[Some records]
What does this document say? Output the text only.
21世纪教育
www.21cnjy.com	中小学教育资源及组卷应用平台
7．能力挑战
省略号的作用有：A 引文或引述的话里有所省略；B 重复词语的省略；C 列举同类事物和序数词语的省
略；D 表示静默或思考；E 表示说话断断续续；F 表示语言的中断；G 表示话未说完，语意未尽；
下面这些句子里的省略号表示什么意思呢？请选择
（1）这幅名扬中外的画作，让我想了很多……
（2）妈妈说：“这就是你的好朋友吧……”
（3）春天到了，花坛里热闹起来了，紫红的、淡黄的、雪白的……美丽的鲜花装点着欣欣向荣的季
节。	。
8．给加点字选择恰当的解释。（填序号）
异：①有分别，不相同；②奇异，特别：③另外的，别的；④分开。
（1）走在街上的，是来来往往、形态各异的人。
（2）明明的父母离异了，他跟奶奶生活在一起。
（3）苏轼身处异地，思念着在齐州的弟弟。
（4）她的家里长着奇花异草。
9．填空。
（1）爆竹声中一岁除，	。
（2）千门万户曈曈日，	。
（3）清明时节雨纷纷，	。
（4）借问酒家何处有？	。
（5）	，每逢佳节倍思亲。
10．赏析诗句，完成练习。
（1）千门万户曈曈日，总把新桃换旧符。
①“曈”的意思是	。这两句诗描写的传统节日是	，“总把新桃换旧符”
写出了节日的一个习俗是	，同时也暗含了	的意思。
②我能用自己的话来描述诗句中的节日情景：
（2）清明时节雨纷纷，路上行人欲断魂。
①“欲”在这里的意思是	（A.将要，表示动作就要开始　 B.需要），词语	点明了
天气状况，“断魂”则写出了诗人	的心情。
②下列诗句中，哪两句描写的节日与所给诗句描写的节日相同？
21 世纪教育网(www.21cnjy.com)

### Exercise details:
Print every record above exactly as written.

### Written response:
What does this document say? Output the text only.
21世纪教育
www.21cnjy.com	中小学教育资源及组卷应用平台
7．能力挑战
省略号的作用有：A 引文或引述的话里有所省略；B 重复词语的省略；C 列举同类事物和序数词语的省
略；D 表示静默或思考；E 表示说话断断续续；F 表示语言的中断；G 表示话未说完，语意未尽；
下面这些句子里的省略号表示什么意思呢？请选择
（1）这幅名扬中外的画作，让我想了很多……
（2）妈妈说：“这就是你的好朋友吧……”
（3）春天到了，花坛里热闹起来了，紫红的、淡黄的、雪白的……美丽的鲜花装点着欣欣向荣的季
节。	。
8．给加点字选择恰当的解释。（填序号）
异：①有分别，不相同；②奇异，特别：③另外的，别的；④分开。
（1）走在街上的，是来来往往、形态各异的人。
（2）明明的父母离异了，他跟奶奶生活在一起。
（3）苏轼身处异地，思念着在齐州的弟弟。
（4）她的家里长着奇花异草。
9．填空。
（1）爆竹声中一岁除，	。
（2）千门万户曈曈日，	。
（3）清明时节雨纷纷，	。
（4）借问酒家何处有？	。
（5）	，每逢佳节倍思亲。
10．赏析诗句，完成练习。
（1）千门万户曈曈日，总把新桃换旧符。
①“曈”的意思是	。这两句诗描写的传统节日是	，“总把新桃换旧符”
写出了节日的一个习俗是	，同时也暗含了	的意思。
②我能用自己的话来描述诗句中的节日情景：
（2）清明时节雨纷纷，路上行人欲断魂。
①“欲”在这里的意思是	（A.将要，表示动作就要开始　 B.需要），词语	点明了
天气状况，“断魂”则写出了诗人	的心情。
②下列诗句中，哪两句描写的节日与所给诗句描写的节日相同？
21 世纪教育网(www.21cnjy.com)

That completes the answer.